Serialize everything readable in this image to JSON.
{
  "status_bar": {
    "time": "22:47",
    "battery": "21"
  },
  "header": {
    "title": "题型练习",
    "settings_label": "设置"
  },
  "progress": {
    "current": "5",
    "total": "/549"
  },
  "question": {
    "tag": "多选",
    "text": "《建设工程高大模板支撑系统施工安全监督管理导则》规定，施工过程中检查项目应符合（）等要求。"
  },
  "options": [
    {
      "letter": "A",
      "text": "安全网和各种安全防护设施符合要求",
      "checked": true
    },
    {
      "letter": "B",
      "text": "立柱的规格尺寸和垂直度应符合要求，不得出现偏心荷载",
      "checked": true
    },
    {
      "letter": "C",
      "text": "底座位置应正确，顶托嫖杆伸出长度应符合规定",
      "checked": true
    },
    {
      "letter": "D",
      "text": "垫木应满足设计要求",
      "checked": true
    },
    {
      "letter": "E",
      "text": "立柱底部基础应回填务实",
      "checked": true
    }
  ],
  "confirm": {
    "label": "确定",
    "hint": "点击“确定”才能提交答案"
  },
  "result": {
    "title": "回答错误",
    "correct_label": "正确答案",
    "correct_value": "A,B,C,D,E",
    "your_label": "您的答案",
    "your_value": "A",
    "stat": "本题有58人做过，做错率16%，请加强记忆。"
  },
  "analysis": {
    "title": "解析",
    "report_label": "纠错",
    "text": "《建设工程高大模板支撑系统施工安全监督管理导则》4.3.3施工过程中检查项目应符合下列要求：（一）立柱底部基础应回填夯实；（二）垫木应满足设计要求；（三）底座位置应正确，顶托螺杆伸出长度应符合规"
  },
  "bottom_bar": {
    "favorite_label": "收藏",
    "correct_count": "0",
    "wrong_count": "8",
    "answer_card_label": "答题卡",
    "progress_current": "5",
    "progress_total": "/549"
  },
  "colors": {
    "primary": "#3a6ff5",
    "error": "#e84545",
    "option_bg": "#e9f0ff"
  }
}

▸ **TASK**
In the listing, find each line with the string "letter" and copy it.

▸ **RESULT FOR THIS EXERCISE**
      "letter": "A",
      "letter": "B",
      "letter": "C",
      "letter": "D",
      "letter": "E",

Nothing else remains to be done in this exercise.